Text segment
============

Who Is Responsible for Credit Card Debt in a Divorce?

Quick Answer

States follow different laws for splitting up debt and assets in a divorce. Depending on the state you live in, whose name is on the accounts and when the debt was accrued, responsibility for credit card debt in a divorce can fall on one or both people.

A woman sitting on a couch staring wistfully into the distance. A man is sitting behind her.

Getting divorced can be challenging in just about every way possible—especially financially. One complication divorcing couples may not be prepared for is how their state treats dividing assets and debts.

In most states, you're generally only responsible for credit card debt in your name when you end a marriage. However, you may be responsible for your spouse's credit card debt in a divorce if you live in a community property state, as long as that debt accrued after the marriage began.

Who Pays Credit Card Debt in a Divorce?

When you get divorced, you're still responsible for any debt in your name. If you have shared accounts in both of your names, such as a joint credit card or shared mortgage, you and your ex will likely share responsibility for the debt equally.

Beyond that, how credit card debt accrued during marriage gets divvied up in divorce depends on several factors, including where you live. States handle debt from a marriage in one of two ways: It's either considered community property or common-law property.

Common-Law States

Most states follow common-law property rules, where they divide marital property equitably, or in a way that the judge views as fair. Courts in these states usually hold the spouse who incurred the debts solely responsible for repayment. Currently, there are 41 common-law property states, where a court will hold you responsible for:

  • Credit card debt solely in your name
  • Joint credit card debt in both your name and your spouse's
  • Credit card debt from an account that you cosigned for your spouse, even if not owned jointly

Note that you can opt into a community property framework if you live in Alaska, South Dakota, Tennessee, Kentucky or Florida, though you must meet the state's individual requirements.

============

Dataset rows
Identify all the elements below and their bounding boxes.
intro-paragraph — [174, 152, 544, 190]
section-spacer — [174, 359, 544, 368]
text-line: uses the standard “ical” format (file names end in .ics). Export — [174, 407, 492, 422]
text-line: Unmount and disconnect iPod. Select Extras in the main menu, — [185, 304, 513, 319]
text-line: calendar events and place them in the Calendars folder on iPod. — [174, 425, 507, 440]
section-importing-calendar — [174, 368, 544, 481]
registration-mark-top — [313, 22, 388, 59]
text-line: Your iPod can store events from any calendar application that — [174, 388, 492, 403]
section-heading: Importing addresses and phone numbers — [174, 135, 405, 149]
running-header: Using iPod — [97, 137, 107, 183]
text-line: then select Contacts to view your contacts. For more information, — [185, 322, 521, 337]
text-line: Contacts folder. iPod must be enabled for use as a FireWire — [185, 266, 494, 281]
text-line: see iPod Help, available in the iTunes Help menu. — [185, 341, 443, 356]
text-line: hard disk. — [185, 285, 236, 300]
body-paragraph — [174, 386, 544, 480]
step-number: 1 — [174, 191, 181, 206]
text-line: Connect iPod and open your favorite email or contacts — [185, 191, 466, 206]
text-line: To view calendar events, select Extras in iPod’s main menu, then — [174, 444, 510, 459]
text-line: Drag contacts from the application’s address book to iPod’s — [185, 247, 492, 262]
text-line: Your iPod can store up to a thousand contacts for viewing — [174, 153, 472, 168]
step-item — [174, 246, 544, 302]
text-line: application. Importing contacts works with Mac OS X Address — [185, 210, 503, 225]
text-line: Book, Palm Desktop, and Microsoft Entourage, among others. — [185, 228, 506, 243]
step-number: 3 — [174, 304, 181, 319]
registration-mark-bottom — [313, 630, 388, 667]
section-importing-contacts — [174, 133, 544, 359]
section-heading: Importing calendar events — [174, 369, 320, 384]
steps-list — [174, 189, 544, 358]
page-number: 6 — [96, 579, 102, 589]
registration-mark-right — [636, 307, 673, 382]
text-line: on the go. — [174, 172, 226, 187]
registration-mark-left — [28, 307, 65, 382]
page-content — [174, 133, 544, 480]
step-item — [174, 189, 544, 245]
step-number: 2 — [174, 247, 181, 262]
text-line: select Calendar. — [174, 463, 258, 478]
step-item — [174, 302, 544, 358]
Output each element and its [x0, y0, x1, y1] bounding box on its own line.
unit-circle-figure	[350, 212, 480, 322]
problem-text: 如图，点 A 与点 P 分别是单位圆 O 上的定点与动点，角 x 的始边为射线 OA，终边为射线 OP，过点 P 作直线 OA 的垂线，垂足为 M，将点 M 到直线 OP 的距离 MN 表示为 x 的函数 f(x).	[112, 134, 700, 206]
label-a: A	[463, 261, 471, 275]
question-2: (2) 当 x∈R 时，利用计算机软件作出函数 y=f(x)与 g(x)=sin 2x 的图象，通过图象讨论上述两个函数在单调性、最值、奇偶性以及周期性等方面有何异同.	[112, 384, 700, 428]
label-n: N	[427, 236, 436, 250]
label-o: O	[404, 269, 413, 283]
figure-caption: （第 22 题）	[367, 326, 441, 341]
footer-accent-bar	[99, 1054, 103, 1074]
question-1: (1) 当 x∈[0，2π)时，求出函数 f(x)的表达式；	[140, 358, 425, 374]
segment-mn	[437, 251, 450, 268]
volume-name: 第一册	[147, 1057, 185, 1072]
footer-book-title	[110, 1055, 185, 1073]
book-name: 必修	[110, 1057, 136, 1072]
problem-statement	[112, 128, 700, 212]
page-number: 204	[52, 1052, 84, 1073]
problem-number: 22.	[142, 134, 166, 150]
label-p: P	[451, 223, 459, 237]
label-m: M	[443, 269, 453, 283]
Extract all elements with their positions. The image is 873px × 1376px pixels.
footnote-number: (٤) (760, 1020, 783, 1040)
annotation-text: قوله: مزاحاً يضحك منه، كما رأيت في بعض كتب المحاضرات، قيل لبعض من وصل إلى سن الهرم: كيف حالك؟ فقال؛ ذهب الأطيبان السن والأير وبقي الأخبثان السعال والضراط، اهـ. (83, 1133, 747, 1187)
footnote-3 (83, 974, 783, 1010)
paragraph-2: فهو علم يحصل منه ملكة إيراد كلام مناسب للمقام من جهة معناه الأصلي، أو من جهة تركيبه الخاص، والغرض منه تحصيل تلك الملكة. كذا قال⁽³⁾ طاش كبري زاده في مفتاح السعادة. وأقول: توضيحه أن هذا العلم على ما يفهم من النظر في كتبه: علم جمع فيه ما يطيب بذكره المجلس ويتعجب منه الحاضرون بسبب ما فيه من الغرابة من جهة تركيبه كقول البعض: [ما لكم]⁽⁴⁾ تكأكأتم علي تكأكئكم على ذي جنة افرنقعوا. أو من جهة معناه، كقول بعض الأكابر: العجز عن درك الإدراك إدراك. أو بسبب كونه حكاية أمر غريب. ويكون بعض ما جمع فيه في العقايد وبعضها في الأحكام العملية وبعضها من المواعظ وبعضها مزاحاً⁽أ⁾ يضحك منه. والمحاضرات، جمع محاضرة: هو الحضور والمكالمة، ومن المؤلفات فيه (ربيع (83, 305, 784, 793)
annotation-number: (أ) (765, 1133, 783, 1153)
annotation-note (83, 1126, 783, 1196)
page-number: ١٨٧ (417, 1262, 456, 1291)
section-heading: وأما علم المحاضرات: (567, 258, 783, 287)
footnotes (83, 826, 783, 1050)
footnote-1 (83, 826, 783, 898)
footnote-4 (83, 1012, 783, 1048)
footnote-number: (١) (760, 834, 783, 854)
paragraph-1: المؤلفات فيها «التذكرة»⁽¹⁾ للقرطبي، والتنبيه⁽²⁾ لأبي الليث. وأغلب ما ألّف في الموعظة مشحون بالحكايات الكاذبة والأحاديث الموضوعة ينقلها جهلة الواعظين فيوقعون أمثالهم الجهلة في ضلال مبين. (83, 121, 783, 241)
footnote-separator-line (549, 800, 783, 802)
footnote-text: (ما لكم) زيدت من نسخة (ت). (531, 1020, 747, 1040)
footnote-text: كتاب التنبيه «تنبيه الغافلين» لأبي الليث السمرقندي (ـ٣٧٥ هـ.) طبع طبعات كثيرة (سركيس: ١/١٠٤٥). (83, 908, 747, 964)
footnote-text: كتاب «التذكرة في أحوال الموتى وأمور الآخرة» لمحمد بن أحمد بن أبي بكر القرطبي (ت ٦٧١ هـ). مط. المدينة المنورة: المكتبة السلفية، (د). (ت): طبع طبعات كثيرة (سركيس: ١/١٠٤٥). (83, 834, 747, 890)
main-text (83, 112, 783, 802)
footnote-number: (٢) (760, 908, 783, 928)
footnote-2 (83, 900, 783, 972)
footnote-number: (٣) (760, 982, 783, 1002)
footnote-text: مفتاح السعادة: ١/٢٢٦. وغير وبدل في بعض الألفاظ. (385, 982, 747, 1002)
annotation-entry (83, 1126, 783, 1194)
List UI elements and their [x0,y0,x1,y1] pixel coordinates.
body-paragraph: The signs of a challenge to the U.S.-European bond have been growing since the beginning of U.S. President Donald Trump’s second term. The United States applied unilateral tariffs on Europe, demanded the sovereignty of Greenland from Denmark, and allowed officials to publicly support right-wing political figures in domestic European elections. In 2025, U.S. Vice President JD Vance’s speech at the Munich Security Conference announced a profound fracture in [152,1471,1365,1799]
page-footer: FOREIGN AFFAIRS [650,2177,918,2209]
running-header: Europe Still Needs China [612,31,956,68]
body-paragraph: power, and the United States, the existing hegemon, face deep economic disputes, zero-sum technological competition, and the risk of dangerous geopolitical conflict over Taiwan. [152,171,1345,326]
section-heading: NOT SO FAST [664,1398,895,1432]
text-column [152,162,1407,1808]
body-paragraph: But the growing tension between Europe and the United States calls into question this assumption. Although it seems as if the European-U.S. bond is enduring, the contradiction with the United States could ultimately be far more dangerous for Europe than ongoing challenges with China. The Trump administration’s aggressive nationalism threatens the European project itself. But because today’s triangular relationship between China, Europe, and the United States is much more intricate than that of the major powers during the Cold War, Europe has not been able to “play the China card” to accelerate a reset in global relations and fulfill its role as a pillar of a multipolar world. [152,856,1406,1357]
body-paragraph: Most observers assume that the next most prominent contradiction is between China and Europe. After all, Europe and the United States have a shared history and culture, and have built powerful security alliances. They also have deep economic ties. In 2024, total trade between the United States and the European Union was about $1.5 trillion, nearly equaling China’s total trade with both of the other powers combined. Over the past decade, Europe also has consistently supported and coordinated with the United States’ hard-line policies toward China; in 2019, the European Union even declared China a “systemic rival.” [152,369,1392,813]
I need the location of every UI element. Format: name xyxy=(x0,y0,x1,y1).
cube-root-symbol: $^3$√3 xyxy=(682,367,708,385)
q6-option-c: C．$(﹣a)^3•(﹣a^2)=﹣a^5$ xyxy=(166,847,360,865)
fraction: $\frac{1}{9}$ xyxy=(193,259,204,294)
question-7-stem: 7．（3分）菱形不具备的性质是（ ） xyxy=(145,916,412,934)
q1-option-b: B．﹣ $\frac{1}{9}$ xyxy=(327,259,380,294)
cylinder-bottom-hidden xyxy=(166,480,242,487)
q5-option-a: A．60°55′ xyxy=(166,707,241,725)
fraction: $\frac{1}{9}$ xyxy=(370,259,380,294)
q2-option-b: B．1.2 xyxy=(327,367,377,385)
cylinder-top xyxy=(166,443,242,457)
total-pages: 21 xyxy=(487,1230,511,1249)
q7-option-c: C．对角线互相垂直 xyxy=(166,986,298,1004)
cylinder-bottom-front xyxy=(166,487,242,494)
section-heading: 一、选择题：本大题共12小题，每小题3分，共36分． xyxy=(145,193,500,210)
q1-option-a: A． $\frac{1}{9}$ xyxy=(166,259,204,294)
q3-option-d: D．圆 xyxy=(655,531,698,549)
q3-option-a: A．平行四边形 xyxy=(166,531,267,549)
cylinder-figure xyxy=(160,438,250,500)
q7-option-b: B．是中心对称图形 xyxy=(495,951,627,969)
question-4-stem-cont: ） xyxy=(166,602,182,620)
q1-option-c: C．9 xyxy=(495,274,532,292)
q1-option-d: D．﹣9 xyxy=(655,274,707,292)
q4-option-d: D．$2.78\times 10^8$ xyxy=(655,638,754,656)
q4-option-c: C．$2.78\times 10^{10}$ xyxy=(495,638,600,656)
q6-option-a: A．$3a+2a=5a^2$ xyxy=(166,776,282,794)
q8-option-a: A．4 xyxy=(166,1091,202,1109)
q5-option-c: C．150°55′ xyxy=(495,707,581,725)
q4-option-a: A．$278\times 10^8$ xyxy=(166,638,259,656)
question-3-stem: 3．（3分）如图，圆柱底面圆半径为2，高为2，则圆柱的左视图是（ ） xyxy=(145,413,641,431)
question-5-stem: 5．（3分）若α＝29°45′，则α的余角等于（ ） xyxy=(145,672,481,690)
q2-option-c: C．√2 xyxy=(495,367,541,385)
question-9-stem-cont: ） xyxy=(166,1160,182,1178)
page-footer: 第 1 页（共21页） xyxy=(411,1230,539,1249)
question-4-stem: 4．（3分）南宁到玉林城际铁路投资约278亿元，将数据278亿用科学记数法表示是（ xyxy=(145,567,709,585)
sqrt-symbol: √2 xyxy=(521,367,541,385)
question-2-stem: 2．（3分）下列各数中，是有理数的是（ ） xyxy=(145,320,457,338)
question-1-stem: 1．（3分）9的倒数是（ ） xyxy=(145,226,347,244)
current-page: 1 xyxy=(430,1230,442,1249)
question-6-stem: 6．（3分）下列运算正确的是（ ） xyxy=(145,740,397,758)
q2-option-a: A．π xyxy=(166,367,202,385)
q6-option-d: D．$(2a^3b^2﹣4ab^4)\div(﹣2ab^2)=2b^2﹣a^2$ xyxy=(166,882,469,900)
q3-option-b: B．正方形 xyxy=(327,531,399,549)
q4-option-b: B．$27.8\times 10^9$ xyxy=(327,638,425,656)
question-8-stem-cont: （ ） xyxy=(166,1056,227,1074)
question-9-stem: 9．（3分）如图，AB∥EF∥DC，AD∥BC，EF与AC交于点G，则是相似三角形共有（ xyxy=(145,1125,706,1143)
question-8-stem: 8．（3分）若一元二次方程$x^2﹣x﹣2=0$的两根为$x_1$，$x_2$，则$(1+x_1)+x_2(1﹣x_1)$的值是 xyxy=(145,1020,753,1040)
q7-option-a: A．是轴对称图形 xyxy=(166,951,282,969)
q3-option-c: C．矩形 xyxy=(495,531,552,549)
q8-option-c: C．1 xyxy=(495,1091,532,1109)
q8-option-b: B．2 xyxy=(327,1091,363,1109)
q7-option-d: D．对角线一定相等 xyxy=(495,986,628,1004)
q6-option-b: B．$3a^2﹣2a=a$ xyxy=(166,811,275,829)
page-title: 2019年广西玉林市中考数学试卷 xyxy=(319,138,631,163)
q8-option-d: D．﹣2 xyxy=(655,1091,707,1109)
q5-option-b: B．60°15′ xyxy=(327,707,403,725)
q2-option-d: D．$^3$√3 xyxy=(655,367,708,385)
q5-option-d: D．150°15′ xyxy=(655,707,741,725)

============

What to do
1/ Using the article on credit card debt in divorce, answer:
(a) How many common-law property states are there currently?
(b) In a community property state, when must your spouse's credit card debt have accrued for you to be responsible for it?
(c) Which states let you opt into a community property framework?
2/ Resume the article on credit card debt in divorce from its last sentence.

Final results
1/
(a) 41.
(b) After the marriage began.
(c) Alaska, South Dakota, Tennessee, Kentucky and Florida.

2/
Community Property States

The other nine states—Arizona, California, Idaho, Louisiana, Nevada, New Mexico, Texas, Washington and Wisconsin—do things differently. These states use community property rules that typically divide property equally (but not always). In other words, both spouses are usually responsible for debts incurred during the marriage by either party, but not for debts incurred before marriage.

In community property states, you and your spouse will be held equally liable for:

  • Any credit card debts in your name (as a sole owner or jointly)
  • Credit card debt you cosign for, even if it's not owned jointly
  • Any credit card debt or loan belonging to your spouse that was incurred during marriage, even if your name isn't on the account or you're not a cosigner

If you live in a community property state, there are some ways to keep your property separate after marriage, which can offer protection in a divorce.

Exceptions to the Rules

Of course, there are some exceptions. You can argue in court for debts or assets to be handled differently than state guidelines dictate, and the judge may have discretion to approve changes.

Also, in divorce proceedings, the judge has the right to assign a credit card debt to you, even if you aren't technically liable for it. For example, you could be on the hook for a credit card debt in your spouse's name, depending on what it was used for. The same goes for your spouse: They could be held responsible for a debt in your name if the judge assigns it to them in the legally binding divorce decree.

Here's where things get tricky: A divorce decree won't change the debt contract, so the original account holder is still held responsible by the creditor. Say you and your ex shared a credit card, but your ex used it to rack up debt; the judge may assign them responsibility for paying it.

While your ex is on the hook in the eyes of family court, if your name is on the account, the credit card issuer can come after you. Creditors have the right to continue their collection efforts since the original agreement included you as a borrower; they don't have to abide by divorce decrees. However, a divorce decree does empower each party to sue their ex if they don't pay a debt assigned to them. Also, if you were an authorized user rather than a joint account holder, you're likely not responsible for payment.

If you have a joint credit card, you can't just remove yourself from the account. You'll either need to pay off the balance or continue to make minimum payments until the card is paid off.

How Will the Divorce Impact My Credit Score?

Marital status doesn't appear on credit reports and you don't have combined credit reports, so divorcing alone doesn't affect your credit scores. There can be indirect impacts, though, if you have shared responsibility on debts or bills and your ex drops the ball.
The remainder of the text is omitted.